Exercise goal -
Each line containing the word "style" must be collected.

** START OF Records to use **

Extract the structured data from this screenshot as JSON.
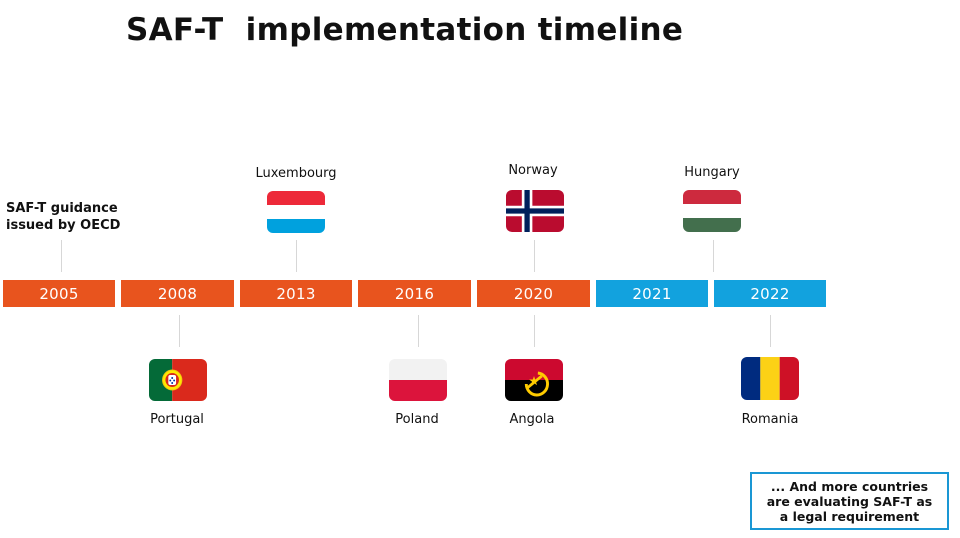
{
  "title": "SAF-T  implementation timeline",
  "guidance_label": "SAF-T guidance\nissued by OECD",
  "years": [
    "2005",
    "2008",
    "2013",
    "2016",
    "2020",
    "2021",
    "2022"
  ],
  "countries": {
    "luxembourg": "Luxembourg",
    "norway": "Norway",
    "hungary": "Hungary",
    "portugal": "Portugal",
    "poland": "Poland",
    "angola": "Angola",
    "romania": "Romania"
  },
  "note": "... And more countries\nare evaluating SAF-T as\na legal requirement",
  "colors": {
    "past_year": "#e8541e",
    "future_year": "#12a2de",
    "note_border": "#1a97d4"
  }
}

** END OF Records to use **
** START OF Records to use **

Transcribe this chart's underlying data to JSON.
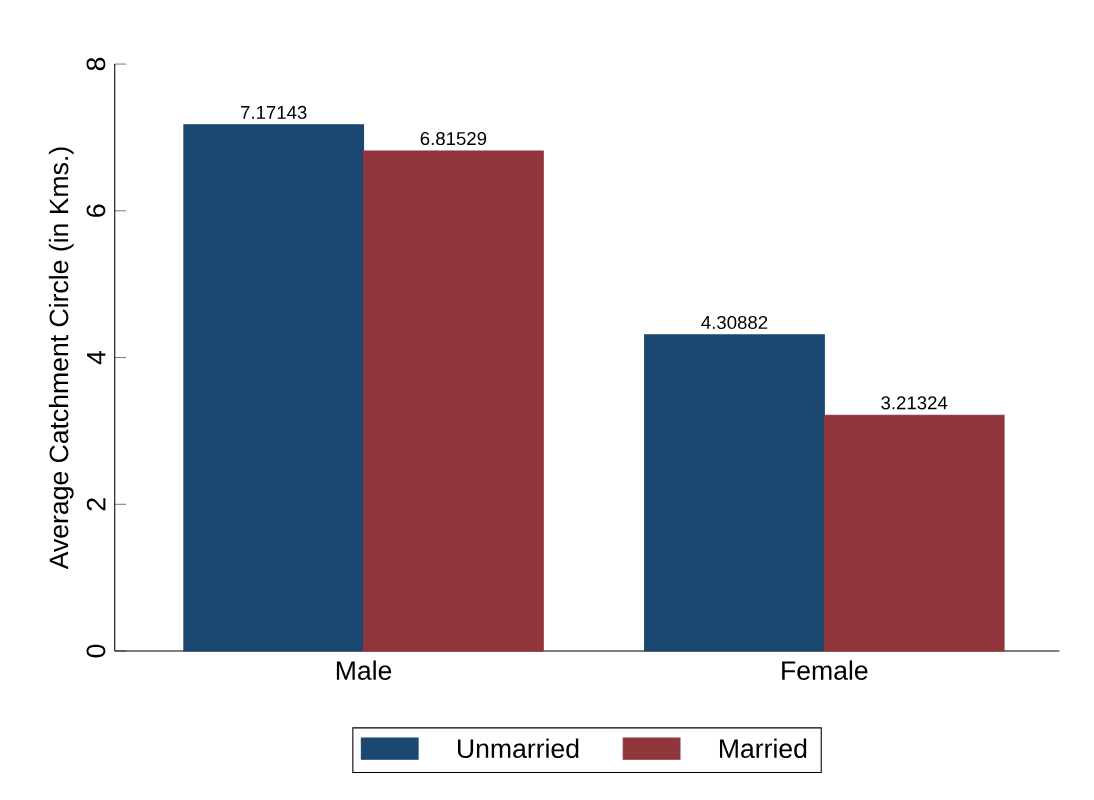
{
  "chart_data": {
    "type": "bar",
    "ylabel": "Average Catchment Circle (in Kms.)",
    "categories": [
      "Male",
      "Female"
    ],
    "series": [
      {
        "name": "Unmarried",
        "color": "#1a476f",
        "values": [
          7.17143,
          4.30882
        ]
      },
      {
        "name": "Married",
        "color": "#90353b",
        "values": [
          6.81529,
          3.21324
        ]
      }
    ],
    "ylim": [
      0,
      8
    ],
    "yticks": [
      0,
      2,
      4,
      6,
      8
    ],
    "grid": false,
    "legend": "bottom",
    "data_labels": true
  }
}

** END OF Records to use **
** START OF Records to use **

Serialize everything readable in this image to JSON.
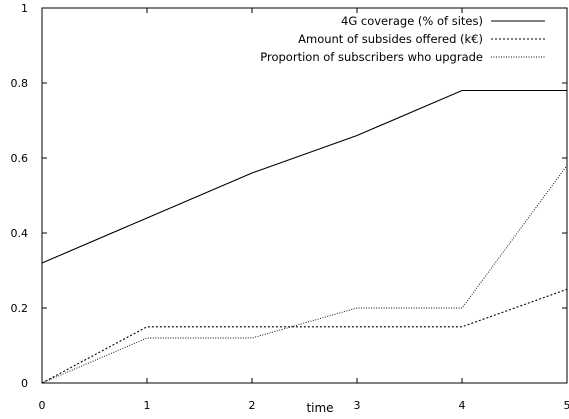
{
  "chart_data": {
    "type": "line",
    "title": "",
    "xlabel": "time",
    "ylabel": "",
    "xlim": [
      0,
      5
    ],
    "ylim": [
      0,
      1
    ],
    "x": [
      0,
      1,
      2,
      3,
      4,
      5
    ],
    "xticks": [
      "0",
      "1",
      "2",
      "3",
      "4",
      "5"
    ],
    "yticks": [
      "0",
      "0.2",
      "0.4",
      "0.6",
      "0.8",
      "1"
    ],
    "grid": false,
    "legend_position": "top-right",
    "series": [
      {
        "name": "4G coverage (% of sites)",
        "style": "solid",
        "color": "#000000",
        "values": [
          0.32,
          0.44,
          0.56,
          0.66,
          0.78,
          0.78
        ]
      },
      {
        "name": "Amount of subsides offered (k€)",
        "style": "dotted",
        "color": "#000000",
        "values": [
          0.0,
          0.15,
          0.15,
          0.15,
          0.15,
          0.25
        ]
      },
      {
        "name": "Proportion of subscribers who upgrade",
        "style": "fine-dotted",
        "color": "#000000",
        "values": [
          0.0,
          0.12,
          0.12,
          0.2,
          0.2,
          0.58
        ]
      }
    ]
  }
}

** END OF Records to use **

Reply -
        "style": "solid",
        "style": "dotted",
        "style": "fine-dotted",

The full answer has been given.